## Written task
Output the material below in full, exactly as it is.

[Dataset entries]
===

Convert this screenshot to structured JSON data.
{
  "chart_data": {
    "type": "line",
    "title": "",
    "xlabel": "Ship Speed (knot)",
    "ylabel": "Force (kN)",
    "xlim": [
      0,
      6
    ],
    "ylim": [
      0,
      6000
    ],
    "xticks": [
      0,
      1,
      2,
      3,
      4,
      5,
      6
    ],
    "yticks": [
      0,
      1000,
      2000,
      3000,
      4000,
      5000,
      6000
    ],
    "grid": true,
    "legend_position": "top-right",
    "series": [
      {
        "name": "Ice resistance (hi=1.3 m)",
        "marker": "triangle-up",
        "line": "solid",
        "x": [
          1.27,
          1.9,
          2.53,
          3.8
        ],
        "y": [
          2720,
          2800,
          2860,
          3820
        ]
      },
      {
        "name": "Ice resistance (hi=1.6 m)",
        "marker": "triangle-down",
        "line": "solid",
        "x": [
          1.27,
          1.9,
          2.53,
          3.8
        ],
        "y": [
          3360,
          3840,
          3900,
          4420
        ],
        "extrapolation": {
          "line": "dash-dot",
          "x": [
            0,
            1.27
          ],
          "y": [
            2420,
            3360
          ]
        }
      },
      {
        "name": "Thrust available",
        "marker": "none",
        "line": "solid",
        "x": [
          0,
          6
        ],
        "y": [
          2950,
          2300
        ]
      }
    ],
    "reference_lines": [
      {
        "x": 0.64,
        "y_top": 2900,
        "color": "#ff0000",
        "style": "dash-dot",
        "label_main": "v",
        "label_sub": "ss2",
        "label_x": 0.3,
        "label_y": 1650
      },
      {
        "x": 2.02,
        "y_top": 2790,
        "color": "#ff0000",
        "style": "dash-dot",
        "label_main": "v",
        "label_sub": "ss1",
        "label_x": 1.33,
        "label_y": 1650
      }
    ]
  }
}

===

## Correct response
Convert this screenshot to structured JSON data.
{
  "chart_data": {
    "type": "line",
    "title": "",
    "xlabel": "Ship Speed (knot)",
    "ylabel": "Force (kN)",
    "xlim": [
      0,
      6
    ],
    "ylim": [
      0,
      6000
    ],
    "xticks": [
      0,
      1,
      2,
      3,
      4,
      5,
      6
    ],
    "yticks": [
      0,
      1000,
      2000,
      3000,
      4000,
      5000,
      6000
    ],
    "grid": true,
    "legend_position": "top-right",
    "series": [
      {
        "name": "Ice resistance (hi=1.3 m)",
        "marker": "triangle-up",
        "line": "solid",
        "x": [
          1.27,
          1.9,
          2.53,
          3.8
        ],
        "y": [
          2720,
          2800,
          2860,
          3820
        ]
      },
      {
        "name": "Ice resistance (hi=1.6 m)",
        "marker": "triangle-down",
        "line": "solid",
        "x": [
          1.27,
          1.9,
          2.53,
          3.8
        ],
        "y": [
          3360,
          3840,
          3900,
          4420
        ],
        "extrapolation": {
          "line": "dash-dot",
          "x": [
            0,
            1.27
          ],
          "y": [
            2420,
            3360
          ]
        }
      },
      {
        "name": "Thrust available",
        "marker": "none",
        "line": "solid",
        "x": [
          0,
          6
        ],
        "y": [
          2950,
          2300
        ]
      }
    ],
    "reference_lines": [
      {
        "x": 0.64,
        "y_top": 2900,
        "color": "#ff0000",
        "style": "dash-dot",
        "label_main": "v",
        "label_sub": "ss2",
        "label_x": 0.3,
        "label_y": 1650
      },
      {
        "x": 2.02,
        "y_top": 2790,
        "color": "#ff0000",
        "style": "dash-dot",
        "label_main": "v",
        "label_sub": "ss1",
        "label_x": 1.33,
        "label_y": 1650
      }
    ]
  }
}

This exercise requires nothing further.